**WHAT IS ASKED**
Tally every line featuring "label", then give that tally alone.

Stored data

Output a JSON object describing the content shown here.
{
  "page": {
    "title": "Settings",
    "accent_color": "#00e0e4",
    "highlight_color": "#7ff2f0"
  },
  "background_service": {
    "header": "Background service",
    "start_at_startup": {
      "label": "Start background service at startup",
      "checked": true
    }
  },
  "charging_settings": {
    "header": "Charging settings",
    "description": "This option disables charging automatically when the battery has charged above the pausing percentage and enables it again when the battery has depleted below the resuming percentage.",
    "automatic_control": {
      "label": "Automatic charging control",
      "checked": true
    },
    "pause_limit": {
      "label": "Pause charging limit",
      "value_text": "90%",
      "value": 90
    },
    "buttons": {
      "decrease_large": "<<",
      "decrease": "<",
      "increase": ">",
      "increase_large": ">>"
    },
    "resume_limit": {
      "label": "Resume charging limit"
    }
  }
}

* * *

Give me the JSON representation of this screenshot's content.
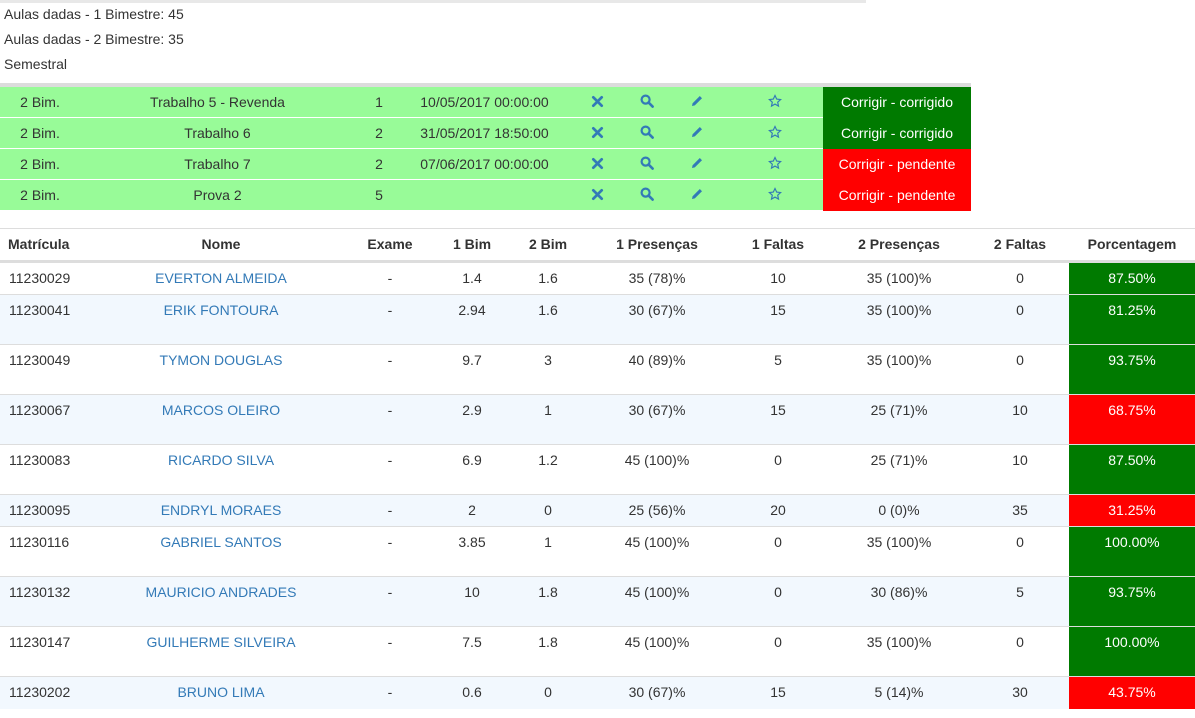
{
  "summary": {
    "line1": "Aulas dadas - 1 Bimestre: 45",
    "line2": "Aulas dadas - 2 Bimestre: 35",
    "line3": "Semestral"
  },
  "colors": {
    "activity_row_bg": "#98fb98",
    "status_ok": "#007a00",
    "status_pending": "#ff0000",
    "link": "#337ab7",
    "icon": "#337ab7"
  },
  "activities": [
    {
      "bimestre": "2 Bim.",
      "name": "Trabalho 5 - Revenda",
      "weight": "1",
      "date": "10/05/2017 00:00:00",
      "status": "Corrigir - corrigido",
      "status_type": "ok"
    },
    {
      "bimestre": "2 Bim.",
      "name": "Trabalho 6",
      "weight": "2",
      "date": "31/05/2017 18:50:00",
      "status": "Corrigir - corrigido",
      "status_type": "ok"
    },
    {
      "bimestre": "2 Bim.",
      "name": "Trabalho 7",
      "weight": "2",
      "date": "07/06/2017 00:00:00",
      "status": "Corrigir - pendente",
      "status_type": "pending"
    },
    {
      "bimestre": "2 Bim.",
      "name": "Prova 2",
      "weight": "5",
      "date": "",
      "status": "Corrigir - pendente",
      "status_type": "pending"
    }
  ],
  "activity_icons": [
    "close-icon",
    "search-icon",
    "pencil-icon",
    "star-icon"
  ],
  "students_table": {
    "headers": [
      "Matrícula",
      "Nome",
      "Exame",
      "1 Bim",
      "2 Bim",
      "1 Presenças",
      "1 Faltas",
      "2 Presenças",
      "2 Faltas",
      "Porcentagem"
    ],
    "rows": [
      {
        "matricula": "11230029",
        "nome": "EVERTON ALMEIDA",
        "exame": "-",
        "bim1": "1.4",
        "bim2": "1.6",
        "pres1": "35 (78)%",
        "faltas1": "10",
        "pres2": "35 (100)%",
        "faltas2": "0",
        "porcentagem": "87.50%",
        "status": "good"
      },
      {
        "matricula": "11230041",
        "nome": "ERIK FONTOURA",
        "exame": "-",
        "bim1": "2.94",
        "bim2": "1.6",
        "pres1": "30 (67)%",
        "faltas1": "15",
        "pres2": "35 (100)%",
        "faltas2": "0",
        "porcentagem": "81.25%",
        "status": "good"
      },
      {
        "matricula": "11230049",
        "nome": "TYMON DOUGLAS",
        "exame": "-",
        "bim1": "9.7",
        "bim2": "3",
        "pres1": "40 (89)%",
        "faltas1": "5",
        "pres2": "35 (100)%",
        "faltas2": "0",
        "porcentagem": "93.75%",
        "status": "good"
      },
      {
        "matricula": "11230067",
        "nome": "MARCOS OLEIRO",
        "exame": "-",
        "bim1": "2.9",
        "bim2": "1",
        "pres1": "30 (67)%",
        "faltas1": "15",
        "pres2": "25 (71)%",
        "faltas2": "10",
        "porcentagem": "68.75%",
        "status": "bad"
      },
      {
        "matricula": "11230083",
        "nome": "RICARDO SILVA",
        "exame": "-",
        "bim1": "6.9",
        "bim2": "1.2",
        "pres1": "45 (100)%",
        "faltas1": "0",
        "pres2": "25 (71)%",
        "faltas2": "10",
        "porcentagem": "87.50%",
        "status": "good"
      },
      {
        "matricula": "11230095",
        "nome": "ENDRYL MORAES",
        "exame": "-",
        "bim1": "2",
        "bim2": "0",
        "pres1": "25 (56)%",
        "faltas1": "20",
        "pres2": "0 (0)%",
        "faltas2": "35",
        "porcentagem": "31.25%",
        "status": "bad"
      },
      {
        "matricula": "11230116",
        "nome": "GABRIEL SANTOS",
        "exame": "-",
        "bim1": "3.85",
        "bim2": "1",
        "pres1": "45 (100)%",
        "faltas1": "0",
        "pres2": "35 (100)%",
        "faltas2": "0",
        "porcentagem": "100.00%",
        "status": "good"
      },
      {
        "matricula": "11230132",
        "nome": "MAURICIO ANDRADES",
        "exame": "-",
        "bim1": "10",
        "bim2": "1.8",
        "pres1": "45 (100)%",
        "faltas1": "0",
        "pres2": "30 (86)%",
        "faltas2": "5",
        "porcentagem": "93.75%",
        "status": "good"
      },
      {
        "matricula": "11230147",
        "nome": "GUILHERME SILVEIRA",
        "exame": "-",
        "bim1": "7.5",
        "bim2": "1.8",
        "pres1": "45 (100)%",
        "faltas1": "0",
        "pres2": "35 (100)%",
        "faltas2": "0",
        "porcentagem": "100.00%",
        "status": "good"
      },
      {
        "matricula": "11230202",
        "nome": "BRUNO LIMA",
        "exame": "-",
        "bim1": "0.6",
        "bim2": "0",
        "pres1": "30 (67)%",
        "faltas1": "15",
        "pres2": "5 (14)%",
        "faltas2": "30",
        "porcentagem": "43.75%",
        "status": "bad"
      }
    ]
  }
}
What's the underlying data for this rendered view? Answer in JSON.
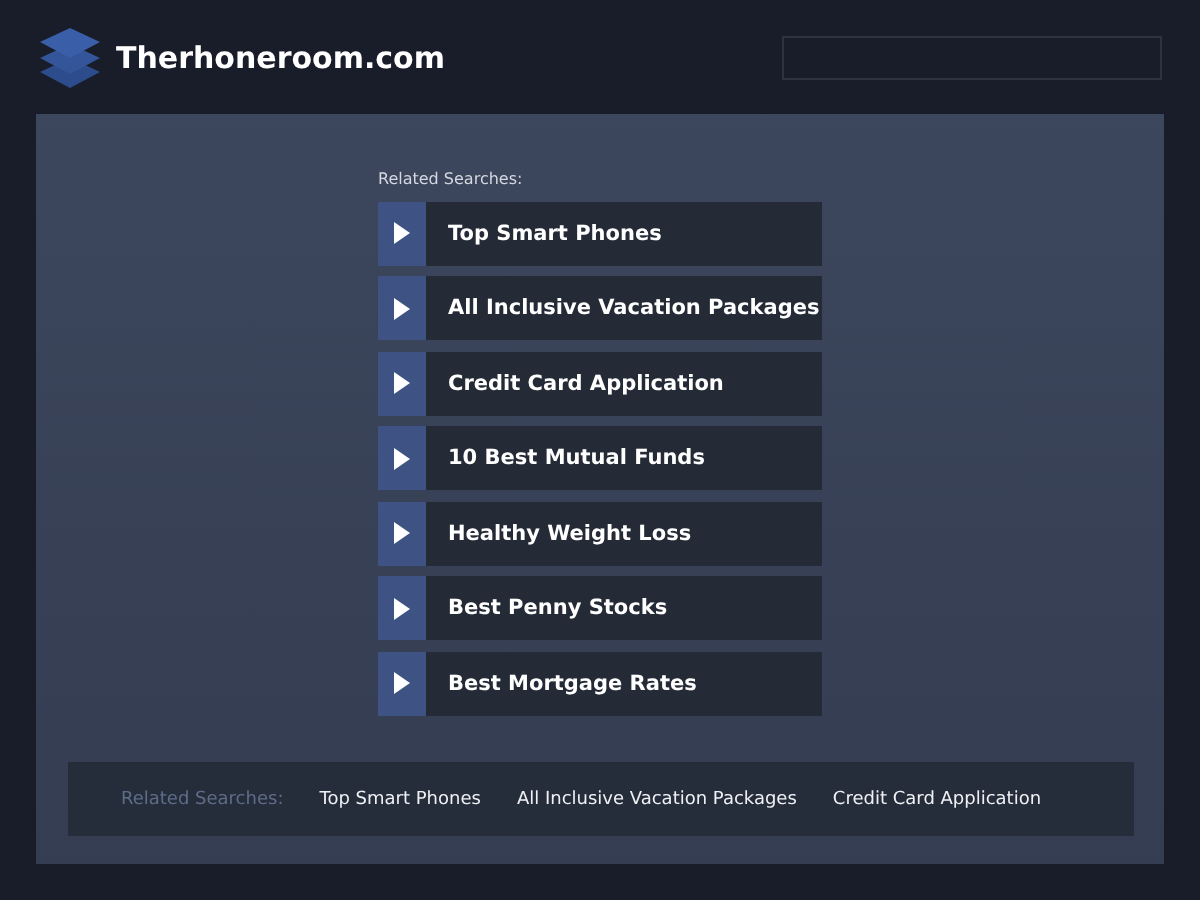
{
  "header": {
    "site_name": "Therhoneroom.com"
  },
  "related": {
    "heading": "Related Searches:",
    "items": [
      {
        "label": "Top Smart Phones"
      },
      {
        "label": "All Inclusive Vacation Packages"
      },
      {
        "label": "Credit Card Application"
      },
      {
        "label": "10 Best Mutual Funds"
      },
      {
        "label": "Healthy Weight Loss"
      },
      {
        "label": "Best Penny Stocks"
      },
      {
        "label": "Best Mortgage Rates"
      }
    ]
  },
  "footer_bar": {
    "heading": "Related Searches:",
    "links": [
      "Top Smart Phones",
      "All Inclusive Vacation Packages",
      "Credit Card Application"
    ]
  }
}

**SOLUTION BELOW**
11